-- Begin Provided entries --

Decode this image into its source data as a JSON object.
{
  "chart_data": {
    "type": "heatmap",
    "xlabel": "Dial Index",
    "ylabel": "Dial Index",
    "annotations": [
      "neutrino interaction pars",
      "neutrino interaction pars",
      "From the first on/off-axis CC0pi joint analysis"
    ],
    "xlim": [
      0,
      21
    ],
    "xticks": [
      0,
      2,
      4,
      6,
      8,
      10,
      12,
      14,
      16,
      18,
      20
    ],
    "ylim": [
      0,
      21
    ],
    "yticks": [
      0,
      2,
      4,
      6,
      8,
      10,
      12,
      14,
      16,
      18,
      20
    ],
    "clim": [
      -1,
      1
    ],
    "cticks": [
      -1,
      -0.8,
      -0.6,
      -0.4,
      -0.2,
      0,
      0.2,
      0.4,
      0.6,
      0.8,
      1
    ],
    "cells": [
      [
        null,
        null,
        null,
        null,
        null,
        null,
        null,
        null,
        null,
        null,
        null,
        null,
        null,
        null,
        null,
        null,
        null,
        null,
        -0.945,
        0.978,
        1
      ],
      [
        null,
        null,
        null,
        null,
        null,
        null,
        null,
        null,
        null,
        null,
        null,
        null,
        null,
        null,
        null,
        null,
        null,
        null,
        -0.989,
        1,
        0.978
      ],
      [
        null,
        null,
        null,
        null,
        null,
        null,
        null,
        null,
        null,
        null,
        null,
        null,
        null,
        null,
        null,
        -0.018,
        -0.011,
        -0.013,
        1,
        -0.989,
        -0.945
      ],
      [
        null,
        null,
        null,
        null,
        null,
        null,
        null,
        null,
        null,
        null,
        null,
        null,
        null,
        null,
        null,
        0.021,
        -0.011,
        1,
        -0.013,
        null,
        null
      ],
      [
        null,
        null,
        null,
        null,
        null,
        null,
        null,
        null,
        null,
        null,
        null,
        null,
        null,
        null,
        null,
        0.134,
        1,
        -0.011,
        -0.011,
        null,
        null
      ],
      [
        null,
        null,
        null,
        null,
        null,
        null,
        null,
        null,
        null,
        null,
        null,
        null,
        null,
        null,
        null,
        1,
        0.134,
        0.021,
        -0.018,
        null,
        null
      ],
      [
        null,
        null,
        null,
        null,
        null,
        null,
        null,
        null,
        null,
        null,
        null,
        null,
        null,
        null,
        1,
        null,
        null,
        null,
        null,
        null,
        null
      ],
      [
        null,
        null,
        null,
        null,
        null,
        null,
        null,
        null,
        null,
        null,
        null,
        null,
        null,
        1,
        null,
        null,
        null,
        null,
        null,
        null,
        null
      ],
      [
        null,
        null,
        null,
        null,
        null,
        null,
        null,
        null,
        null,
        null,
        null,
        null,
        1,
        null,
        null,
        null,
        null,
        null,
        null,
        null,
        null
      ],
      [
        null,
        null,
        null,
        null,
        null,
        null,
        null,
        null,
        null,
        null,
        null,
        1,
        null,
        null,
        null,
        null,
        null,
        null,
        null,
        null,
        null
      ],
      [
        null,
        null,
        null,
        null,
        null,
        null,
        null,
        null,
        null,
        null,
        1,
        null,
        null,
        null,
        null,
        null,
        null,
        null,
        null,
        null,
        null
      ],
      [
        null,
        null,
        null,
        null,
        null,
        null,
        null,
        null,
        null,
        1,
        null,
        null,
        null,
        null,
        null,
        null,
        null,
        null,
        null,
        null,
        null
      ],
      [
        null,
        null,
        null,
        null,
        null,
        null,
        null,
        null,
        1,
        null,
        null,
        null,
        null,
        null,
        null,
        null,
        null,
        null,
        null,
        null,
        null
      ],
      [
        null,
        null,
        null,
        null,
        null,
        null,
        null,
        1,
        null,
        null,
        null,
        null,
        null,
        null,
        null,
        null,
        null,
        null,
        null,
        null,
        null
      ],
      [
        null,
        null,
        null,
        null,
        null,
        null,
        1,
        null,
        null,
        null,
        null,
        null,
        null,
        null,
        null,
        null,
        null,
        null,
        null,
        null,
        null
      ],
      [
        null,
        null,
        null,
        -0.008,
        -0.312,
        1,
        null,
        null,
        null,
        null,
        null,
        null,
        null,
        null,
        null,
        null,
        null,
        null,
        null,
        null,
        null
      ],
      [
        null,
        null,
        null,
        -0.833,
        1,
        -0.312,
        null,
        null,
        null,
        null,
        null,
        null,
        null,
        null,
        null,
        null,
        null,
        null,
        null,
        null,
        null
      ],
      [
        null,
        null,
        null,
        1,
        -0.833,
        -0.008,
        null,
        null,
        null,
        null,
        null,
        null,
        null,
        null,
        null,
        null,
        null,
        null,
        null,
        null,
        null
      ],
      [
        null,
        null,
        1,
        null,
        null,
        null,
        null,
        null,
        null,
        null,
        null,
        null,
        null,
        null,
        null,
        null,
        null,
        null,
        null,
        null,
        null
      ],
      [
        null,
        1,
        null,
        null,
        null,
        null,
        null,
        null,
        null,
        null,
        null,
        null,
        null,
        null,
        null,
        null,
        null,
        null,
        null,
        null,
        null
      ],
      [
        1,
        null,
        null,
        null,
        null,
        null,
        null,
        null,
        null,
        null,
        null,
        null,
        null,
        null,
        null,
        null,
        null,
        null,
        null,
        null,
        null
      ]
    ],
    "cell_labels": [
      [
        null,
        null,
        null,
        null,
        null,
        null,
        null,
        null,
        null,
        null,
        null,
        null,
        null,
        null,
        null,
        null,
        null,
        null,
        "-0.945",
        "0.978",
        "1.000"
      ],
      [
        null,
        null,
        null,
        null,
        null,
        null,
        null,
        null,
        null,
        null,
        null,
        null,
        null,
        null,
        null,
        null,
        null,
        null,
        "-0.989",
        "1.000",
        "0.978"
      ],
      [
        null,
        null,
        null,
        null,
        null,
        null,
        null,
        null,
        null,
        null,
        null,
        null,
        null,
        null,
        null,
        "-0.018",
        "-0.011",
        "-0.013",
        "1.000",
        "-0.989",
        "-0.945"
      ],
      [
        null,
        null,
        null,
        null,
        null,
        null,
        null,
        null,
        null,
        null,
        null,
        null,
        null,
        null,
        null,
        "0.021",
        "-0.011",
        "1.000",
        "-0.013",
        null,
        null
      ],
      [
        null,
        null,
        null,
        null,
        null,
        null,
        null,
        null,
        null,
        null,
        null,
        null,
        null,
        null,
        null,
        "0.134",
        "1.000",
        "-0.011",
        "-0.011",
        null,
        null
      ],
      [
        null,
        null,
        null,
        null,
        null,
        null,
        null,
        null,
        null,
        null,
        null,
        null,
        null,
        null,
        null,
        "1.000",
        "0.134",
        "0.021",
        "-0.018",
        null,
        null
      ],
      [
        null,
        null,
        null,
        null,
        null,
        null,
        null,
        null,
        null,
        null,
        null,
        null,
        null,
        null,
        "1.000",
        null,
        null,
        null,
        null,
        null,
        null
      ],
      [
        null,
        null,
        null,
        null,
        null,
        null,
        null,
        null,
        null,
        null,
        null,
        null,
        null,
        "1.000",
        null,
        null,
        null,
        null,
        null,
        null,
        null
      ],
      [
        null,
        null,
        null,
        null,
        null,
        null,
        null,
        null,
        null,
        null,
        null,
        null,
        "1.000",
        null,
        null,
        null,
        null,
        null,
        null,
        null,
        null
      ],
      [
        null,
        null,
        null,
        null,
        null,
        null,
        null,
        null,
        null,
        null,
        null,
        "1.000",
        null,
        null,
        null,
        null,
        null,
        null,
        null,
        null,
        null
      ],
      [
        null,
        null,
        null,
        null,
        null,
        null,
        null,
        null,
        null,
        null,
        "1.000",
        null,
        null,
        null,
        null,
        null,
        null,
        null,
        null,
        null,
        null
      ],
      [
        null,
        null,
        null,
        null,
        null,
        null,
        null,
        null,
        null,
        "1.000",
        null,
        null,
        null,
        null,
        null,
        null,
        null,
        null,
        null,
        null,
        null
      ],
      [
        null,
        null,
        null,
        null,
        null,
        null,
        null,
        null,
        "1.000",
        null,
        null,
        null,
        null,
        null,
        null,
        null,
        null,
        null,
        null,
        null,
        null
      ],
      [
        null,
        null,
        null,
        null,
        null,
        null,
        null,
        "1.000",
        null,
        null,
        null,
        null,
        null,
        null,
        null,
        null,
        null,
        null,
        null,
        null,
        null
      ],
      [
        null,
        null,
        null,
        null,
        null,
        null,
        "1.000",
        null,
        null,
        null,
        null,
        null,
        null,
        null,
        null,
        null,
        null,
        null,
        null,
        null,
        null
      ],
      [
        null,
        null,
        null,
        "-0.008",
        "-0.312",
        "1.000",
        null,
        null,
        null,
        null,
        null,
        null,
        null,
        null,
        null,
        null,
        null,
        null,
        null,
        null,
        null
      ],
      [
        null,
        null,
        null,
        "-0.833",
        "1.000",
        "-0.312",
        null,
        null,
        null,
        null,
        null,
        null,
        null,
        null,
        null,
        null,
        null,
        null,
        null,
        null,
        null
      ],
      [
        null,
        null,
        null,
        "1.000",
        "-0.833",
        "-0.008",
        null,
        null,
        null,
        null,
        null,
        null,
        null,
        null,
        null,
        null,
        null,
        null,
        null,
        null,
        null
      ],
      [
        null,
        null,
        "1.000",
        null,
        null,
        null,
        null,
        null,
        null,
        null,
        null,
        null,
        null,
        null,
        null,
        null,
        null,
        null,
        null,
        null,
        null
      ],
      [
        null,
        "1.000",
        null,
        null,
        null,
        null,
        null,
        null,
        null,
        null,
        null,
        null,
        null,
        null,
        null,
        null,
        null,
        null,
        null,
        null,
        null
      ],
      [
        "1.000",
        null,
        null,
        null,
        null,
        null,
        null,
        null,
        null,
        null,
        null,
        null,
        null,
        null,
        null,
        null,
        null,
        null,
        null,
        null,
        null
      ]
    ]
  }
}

-- End Provided entries --

* **What needs to be done**
Copy and report every line where the word "Index" is present.

* **Written response**
    "xlabel": "Dial Index",
    "ylabel": "Dial Index",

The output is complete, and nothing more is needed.